#### Material ####
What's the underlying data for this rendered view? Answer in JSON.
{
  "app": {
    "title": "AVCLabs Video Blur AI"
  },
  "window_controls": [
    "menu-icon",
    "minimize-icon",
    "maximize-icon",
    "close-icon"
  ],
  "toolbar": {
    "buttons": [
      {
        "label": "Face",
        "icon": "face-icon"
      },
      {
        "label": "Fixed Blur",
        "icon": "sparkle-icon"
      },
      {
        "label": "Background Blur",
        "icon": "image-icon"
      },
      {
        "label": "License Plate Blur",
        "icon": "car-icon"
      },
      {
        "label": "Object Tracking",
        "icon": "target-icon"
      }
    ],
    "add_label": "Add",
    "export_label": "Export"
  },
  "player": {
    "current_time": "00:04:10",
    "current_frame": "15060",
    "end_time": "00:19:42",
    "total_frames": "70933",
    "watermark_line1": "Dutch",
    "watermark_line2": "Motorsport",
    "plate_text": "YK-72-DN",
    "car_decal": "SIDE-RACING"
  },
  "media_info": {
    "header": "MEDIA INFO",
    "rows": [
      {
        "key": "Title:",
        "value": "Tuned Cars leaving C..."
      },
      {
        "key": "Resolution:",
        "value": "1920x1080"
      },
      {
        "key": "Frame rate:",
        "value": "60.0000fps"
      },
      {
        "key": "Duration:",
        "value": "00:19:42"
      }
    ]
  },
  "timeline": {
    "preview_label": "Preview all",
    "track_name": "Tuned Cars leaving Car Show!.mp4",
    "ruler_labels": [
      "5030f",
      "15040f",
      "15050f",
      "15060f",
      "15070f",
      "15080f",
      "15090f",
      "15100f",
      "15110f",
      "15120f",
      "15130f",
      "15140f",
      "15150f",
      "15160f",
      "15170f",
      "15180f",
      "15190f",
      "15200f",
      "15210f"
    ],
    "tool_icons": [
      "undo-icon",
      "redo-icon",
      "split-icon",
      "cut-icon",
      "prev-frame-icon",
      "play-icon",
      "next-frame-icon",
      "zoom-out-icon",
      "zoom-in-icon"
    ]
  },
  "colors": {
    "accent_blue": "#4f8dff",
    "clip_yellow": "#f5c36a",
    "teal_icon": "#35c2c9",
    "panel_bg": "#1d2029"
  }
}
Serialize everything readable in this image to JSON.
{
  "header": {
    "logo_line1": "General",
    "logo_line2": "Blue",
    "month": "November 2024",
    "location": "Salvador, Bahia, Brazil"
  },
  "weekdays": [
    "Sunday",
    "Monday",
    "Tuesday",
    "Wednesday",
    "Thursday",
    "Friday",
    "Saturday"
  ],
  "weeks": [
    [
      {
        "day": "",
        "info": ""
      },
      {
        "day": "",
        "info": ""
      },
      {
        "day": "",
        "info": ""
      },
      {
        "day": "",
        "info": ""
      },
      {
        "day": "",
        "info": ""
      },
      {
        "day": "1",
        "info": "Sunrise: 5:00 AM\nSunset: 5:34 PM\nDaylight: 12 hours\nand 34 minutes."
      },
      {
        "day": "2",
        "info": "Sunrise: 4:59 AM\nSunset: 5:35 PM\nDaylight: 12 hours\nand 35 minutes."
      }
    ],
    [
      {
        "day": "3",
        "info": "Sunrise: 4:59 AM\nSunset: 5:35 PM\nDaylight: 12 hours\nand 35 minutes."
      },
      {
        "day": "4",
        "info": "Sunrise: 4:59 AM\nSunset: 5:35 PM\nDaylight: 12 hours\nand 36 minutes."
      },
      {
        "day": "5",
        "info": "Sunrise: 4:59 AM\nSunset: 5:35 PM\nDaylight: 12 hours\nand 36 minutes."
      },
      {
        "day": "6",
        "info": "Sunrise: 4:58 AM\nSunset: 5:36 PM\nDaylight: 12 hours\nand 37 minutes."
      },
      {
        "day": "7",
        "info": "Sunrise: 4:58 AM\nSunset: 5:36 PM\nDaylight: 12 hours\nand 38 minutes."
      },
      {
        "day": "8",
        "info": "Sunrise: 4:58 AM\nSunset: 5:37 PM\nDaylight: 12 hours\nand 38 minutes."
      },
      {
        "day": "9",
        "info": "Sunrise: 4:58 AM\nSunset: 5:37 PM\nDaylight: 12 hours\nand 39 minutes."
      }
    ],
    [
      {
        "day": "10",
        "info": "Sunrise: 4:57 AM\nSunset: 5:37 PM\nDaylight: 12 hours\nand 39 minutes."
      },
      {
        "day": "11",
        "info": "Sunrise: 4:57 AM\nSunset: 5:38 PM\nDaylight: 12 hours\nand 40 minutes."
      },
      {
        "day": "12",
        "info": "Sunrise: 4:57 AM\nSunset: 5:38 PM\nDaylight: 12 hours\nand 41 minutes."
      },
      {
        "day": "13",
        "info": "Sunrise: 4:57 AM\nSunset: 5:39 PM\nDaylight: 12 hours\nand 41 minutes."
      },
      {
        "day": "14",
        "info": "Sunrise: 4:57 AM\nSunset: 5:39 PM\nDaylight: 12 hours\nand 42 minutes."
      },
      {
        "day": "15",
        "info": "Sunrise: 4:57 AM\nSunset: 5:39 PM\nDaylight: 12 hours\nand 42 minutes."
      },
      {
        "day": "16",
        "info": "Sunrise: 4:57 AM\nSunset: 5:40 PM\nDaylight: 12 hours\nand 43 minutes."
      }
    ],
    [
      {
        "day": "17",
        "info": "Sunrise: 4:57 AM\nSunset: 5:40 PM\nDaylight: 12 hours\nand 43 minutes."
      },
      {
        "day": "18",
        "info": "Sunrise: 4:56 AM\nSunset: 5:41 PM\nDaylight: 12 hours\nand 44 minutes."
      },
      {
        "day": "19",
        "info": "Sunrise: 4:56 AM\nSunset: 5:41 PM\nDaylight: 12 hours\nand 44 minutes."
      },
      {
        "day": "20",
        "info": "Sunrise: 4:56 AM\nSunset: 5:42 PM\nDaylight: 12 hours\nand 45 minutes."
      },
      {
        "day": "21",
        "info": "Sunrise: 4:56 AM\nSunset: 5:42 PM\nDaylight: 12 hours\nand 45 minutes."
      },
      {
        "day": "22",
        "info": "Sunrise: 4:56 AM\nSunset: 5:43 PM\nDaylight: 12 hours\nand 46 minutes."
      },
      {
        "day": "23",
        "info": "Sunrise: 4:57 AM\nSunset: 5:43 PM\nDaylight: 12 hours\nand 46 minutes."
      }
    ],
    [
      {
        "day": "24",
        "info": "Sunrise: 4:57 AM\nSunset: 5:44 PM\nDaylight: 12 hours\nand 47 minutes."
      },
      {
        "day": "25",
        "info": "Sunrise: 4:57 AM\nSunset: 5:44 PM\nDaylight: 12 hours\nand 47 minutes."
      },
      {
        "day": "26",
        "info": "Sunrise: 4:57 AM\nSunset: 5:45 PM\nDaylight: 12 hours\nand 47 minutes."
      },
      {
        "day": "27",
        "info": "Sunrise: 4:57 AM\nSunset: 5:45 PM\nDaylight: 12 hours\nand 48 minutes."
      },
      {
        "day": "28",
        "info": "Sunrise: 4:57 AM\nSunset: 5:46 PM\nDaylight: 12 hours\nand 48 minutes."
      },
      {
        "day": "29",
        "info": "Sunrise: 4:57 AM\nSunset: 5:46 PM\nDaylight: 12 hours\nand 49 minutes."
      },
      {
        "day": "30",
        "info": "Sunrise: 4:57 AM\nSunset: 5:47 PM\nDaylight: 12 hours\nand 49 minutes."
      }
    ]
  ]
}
####
● **Short exercise**
In the listing, find all lines with the string "Blur" and copy them.

● **Problem solution**
    "title": "AVCLabs Video Blur AI"
        "label": "Fixed Blur",
        "label": "Background Blur",
        "label": "License Plate Blur",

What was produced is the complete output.